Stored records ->
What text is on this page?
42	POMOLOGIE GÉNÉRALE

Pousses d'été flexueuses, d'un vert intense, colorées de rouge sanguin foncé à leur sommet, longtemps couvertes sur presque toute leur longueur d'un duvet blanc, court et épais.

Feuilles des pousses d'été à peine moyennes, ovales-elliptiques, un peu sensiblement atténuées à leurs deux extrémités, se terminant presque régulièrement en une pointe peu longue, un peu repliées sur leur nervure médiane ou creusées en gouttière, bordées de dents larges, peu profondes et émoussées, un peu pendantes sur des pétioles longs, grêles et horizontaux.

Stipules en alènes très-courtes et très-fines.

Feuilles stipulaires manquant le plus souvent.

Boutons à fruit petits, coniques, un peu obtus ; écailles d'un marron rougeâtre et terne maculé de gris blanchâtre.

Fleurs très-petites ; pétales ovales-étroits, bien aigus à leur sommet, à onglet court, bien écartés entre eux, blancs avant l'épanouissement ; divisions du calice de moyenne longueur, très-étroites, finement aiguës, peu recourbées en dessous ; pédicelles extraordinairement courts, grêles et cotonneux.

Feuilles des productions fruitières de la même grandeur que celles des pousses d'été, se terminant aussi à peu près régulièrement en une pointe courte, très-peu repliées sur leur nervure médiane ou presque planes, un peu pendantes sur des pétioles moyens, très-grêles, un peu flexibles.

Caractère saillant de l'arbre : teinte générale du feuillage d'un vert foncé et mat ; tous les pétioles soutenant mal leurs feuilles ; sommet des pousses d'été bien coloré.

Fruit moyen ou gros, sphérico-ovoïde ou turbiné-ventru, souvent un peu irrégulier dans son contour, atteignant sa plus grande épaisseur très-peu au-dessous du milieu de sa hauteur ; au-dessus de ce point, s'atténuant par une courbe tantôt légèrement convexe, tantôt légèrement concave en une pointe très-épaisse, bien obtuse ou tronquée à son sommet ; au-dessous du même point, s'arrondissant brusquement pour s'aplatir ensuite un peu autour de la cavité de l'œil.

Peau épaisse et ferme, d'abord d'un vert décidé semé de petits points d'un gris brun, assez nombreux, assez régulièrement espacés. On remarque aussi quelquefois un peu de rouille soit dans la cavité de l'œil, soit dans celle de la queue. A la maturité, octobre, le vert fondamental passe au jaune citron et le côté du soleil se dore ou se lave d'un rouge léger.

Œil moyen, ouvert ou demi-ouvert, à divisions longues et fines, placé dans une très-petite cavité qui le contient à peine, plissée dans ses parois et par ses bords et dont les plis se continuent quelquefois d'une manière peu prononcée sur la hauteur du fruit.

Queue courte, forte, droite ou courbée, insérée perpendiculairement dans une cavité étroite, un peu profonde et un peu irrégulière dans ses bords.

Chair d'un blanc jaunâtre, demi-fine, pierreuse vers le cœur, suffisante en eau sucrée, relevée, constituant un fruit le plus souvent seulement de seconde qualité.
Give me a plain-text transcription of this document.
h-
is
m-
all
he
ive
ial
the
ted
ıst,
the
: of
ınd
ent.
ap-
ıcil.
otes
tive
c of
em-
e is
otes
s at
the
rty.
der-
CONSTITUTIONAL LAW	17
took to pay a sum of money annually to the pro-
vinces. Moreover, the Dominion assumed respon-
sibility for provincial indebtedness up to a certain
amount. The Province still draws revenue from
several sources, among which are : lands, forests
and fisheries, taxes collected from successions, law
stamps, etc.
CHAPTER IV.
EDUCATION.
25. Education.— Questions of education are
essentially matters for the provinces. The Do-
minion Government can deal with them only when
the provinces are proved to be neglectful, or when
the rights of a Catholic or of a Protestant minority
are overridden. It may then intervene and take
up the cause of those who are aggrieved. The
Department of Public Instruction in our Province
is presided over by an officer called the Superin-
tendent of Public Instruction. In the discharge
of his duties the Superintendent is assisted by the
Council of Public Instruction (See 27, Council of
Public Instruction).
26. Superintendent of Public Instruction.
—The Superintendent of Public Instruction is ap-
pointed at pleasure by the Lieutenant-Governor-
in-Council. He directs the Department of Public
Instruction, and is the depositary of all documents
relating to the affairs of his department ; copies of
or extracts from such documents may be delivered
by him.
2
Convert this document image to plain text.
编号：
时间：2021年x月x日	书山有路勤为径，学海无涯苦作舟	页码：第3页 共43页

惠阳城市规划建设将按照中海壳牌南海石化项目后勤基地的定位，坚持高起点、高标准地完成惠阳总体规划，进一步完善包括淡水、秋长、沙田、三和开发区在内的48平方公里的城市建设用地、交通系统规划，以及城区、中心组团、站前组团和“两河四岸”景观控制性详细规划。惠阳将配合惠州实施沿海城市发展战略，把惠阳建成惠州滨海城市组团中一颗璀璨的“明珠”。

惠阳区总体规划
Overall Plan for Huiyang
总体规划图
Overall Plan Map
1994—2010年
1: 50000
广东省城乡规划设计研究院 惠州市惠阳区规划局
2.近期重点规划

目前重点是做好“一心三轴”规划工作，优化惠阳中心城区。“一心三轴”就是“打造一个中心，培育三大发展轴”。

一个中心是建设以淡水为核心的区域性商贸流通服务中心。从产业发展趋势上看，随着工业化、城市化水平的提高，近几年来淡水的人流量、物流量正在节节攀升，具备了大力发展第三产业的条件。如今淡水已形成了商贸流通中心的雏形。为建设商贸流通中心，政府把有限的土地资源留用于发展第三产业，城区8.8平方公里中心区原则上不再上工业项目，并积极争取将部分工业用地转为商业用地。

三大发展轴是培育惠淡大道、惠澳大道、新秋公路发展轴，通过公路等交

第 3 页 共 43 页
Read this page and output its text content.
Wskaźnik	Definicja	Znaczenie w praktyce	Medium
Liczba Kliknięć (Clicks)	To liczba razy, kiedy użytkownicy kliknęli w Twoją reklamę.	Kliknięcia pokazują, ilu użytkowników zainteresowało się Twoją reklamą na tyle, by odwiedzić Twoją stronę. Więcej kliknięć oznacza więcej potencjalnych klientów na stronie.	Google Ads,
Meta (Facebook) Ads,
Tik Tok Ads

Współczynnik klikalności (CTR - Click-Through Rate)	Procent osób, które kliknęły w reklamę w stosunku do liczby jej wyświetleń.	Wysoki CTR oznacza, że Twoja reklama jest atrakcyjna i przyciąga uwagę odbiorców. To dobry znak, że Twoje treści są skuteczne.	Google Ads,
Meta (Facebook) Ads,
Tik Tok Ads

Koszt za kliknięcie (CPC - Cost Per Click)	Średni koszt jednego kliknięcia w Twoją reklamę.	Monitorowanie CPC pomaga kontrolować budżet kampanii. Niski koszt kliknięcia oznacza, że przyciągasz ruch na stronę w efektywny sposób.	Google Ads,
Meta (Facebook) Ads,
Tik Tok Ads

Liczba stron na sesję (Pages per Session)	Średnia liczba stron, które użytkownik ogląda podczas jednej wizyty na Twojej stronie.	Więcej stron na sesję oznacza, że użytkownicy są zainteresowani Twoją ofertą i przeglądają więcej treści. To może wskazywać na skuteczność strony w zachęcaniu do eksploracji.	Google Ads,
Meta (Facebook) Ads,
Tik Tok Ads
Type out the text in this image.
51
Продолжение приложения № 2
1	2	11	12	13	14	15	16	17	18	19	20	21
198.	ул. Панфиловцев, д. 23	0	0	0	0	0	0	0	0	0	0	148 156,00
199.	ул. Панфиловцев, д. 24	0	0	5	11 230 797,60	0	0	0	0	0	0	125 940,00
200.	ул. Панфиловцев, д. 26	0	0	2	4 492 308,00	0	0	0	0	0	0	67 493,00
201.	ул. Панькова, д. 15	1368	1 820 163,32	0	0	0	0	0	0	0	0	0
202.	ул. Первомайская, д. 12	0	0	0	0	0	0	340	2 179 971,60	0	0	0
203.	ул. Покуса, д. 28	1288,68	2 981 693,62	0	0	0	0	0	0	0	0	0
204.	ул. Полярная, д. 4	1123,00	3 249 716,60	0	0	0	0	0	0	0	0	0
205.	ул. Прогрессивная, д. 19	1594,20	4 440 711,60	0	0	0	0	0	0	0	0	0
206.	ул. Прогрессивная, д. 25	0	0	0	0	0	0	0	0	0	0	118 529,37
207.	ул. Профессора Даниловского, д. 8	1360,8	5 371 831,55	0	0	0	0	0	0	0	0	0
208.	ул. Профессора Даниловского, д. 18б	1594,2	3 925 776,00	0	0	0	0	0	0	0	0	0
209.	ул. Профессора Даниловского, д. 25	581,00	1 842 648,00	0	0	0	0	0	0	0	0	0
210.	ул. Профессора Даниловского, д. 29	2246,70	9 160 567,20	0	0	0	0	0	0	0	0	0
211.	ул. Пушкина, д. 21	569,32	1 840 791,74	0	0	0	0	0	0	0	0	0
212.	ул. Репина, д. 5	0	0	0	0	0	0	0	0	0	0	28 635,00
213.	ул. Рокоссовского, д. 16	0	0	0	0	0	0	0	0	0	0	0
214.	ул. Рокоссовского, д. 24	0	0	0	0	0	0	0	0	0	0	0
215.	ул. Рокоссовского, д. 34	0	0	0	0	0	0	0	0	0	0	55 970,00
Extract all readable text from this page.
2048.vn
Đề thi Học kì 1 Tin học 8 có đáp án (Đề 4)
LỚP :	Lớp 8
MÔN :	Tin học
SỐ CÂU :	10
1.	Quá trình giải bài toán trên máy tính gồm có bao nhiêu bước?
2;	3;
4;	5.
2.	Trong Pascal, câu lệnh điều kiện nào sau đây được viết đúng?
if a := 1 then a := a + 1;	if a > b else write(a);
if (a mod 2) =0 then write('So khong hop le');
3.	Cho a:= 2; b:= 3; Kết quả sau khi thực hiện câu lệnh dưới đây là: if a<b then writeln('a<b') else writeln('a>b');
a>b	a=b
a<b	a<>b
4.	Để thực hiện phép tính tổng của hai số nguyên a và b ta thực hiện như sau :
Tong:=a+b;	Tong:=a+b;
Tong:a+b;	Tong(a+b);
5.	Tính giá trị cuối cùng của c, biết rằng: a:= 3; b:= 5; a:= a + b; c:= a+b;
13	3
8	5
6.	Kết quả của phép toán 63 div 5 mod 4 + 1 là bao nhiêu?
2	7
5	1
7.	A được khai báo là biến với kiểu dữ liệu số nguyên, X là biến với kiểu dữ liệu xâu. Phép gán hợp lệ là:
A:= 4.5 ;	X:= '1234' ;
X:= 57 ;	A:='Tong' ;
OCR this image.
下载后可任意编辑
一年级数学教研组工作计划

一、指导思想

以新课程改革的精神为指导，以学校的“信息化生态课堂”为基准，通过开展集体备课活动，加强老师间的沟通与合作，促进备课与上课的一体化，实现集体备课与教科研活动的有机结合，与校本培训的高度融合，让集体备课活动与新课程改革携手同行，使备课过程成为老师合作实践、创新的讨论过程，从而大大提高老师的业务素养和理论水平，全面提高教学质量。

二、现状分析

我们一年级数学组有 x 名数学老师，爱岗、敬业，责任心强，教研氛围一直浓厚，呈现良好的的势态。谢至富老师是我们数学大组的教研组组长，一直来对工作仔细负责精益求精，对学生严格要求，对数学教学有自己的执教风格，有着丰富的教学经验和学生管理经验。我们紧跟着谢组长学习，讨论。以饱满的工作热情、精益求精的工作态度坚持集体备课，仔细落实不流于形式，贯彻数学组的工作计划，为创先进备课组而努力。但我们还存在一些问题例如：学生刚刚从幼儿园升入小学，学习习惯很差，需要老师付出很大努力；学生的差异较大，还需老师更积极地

Task description -> Only the lines from the one containing "OCR this image." through the end of the material should be reproduced, exactly, with both ends included.

Finished task ->
OCR this image.
下载后可任意编辑
一年级数学教研组工作计划

一、指导思想

以新课程改革的精神为指导，以学校的“信息化生态课堂”为基准，通过开展集体备课活动，加强老师间的沟通与合作，促进备课与上课的一体化，实现集体备课与教科研活动的有机结合，与校本培训的高度融合，让集体备课活动与新课程改革携手同行，使备课过程成为老师合作实践、创新的讨论过程，从而大大提高老师的业务素养和理论水平，全面提高教学质量。

二、现状分析

我们一年级数学组有 x 名数学老师，爱岗、敬业，责任心强，教研氛围一直浓厚，呈现良好的的势态。谢至富老师是我们数学大组的教研组组长，一直来对工作仔细负责精益求精，对学生严格要求，对数学教学有自己的执教风格，有着丰富的教学经验和学生管理经验。我们紧跟着谢组长学习，讨论。以饱满的工作热情、精益求精的工作态度坚持集体备课，仔细落实不流于形式，贯彻数学组的工作计划，为创先进备课组而努力。但我们还存在一些问题例如：学生刚刚从幼儿园升入小学，学习习惯很差，需要老师付出很大努力；学生的差异较大，还需老师更积极地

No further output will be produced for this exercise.